***** Given entries
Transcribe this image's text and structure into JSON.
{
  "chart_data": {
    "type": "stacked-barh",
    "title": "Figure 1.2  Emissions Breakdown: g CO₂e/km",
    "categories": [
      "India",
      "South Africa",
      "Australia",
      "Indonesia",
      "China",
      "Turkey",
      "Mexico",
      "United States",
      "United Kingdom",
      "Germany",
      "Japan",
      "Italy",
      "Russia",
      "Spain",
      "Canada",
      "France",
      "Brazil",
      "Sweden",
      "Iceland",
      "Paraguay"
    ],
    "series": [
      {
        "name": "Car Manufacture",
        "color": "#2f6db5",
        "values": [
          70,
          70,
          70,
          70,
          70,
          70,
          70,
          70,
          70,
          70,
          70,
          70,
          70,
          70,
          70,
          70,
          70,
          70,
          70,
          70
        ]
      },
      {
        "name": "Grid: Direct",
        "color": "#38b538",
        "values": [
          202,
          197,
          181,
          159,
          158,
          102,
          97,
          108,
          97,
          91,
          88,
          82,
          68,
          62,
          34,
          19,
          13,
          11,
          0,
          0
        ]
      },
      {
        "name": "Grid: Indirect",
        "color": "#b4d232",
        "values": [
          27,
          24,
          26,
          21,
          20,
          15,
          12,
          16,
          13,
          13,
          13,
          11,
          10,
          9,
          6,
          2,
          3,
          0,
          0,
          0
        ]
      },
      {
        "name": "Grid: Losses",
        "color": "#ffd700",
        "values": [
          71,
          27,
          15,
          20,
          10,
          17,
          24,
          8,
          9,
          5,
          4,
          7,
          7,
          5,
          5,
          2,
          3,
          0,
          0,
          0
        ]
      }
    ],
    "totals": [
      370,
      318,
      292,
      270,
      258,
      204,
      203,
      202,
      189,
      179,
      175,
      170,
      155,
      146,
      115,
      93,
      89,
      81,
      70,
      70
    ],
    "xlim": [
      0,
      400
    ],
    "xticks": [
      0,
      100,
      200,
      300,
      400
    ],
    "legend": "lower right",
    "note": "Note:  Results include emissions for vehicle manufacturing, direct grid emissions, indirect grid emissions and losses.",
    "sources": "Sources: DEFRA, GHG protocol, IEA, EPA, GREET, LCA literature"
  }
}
**********
→ **Task directions**: Filter the listing for the word "color" and copy every line that holds it.

→ **Exercise output**:
        "color": "#2f6db5",
        "color": "#38b538",
        "color": "#b4d232",
        "color": "#ffd700",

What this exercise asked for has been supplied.